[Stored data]
· · · · ·
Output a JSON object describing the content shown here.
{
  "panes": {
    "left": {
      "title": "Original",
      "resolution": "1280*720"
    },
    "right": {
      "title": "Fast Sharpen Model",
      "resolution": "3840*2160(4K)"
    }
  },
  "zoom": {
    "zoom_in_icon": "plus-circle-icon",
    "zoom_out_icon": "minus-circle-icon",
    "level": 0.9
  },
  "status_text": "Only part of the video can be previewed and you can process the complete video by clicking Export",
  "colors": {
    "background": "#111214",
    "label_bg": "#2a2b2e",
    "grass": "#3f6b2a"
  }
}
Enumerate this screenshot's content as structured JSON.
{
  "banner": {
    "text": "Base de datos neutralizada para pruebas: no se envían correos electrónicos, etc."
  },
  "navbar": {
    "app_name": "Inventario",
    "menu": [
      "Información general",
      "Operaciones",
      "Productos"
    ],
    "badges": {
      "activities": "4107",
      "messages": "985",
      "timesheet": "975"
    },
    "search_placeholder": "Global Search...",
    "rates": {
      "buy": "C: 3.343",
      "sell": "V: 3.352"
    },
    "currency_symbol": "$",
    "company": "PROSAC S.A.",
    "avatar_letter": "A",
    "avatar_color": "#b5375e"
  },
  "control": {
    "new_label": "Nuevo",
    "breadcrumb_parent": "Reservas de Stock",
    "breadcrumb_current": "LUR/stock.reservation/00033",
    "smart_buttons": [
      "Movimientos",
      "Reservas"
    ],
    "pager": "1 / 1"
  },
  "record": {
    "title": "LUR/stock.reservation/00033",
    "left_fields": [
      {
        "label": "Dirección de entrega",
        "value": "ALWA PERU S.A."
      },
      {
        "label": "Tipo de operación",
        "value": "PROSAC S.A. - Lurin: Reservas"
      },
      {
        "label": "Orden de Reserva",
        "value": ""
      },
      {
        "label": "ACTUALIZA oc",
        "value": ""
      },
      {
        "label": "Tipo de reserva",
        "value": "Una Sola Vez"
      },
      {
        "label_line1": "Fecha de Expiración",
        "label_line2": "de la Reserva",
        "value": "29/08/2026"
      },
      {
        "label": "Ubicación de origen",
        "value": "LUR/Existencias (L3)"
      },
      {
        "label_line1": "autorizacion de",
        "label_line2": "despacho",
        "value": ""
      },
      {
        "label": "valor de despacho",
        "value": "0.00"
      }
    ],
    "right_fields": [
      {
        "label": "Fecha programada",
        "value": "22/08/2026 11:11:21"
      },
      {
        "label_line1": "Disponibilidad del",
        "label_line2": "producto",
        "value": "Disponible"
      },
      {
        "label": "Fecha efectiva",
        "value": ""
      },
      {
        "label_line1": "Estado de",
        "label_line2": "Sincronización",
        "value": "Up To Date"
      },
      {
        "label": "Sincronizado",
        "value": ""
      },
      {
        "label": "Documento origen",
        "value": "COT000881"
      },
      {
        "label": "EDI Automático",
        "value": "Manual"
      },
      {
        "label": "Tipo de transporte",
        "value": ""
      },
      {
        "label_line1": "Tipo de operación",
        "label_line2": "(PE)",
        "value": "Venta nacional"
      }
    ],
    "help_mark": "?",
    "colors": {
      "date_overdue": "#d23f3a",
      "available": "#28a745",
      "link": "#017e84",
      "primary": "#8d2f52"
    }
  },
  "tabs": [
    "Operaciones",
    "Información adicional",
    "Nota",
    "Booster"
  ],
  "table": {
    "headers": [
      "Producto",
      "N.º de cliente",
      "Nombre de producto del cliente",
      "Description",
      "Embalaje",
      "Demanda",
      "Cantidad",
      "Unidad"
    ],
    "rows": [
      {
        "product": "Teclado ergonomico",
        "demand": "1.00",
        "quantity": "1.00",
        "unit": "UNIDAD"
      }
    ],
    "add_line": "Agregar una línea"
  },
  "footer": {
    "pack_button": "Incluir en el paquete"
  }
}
· · · · ·
Print the complete listing again, exactly as it stands.

WRITTEN SOLUTION>
Output a JSON object describing the content shown here.
{
  "panes": {
    "left": {
      "title": "Original",
      "resolution": "1280*720"
    },
    "right": {
      "title": "Fast Sharpen Model",
      "resolution": "3840*2160(4K)"
    }
  },
  "zoom": {
    "zoom_in_icon": "plus-circle-icon",
    "zoom_out_icon": "minus-circle-icon",
    "level": 0.9
  },
  "status_text": "Only part of the video can be previewed and you can process the complete video by clicking Export",
  "colors": {
    "background": "#111214",
    "label_bg": "#2a2b2e",
    "grass": "#3f6b2a"
  }
}
Enumerate this screenshot's content as structured JSON.
{
  "banner": {
    "text": "Base de datos neutralizada para pruebas: no se envían correos electrónicos, etc."
  },
  "navbar": {
    "app_name": "Inventario",
    "menu": [
      "Información general",
      "Operaciones",
      "Productos"
    ],
    "badges": {
      "activities": "4107",
      "messages": "985",
      "timesheet": "975"
    },
    "search_placeholder": "Global Search...",
    "rates": {
      "buy": "C: 3.343",
      "sell": "V: 3.352"
    },
    "currency_symbol": "$",
    "company": "PROSAC S.A.",
    "avatar_letter": "A",
    "avatar_color": "#b5375e"
  },
  "control": {
    "new_label": "Nuevo",
    "breadcrumb_parent": "Reservas de Stock",
    "breadcrumb_current": "LUR/stock.reservation/00033",
    "smart_buttons": [
      "Movimientos",
      "Reservas"
    ],
    "pager": "1 / 1"
  },
  "record": {
    "title": "LUR/stock.reservation/00033",
    "left_fields": [
      {
        "label": "Dirección de entrega",
        "value": "ALWA PERU S.A."
      },
      {
        "label": "Tipo de operación",
        "value": "PROSAC S.A. - Lurin: Reservas"
      },
      {
        "label": "Orden de Reserva",
        "value": ""
      },
      {
        "label": "ACTUALIZA oc",
        "value": ""
      },
      {
        "label": "Tipo de reserva",
        "value": "Una Sola Vez"
      },
      {
        "label_line1": "Fecha de Expiración",
        "label_line2": "de la Reserva",
        "value": "29/08/2026"
      },
      {
        "label": "Ubicación de origen",
        "value": "LUR/Existencias (L3)"
      },
      {
        "label_line1": "autorizacion de",
        "label_line2": "despacho",
        "value": ""
      },
      {
        "label": "valor de despacho",
        "value": "0.00"
      }
    ],
    "right_fields": [
      {
        "label": "Fecha programada",
        "value": "22/08/2026 11:11:21"
      },
      {
        "label_line1": "Disponibilidad del",
        "label_line2": "producto",
        "value": "Disponible"
      },
      {
        "label": "Fecha efectiva",
        "value": ""
      },
      {
        "label_line1": "Estado de",
        "label_line2": "Sincronización",
        "value": "Up To Date"
      },
      {
        "label": "Sincronizado",
        "value": ""
      },
      {
        "label": "Documento origen",
        "value": "COT000881"
      },
      {
        "label": "EDI Automático",
        "value": "Manual"
      },
      {
        "label": "Tipo de transporte",
        "value": ""
      },
      {
        "label_line1": "Tipo de operación",
        "label_line2": "(PE)",
        "value": "Venta nacional"
      }
    ],
    "help_mark": "?",
    "colors": {
      "date_overdue": "#d23f3a",
      "available": "#28a745",
      "link": "#017e84",
      "primary": "#8d2f52"
    }
  },
  "tabs": [
    "Operaciones",
    "Información adicional",
    "Nota",
    "Booster"
  ],
  "table": {
    "headers": [
      "Producto",
      "N.º de cliente",
      "Nombre de producto del cliente",
      "Description",
      "Embalaje",
      "Demanda",
      "Cantidad",
      "Unidad"
    ],
    "rows": [
      {
        "product": "Teclado ergonomico",
        "demand": "1.00",
        "quantity": "1.00",
        "unit": "UNIDAD"
      }
    ],
    "add_line": "Agregar una línea"
  },
  "footer": {
    "pack_button": "Incluir en el paquete"
  }
}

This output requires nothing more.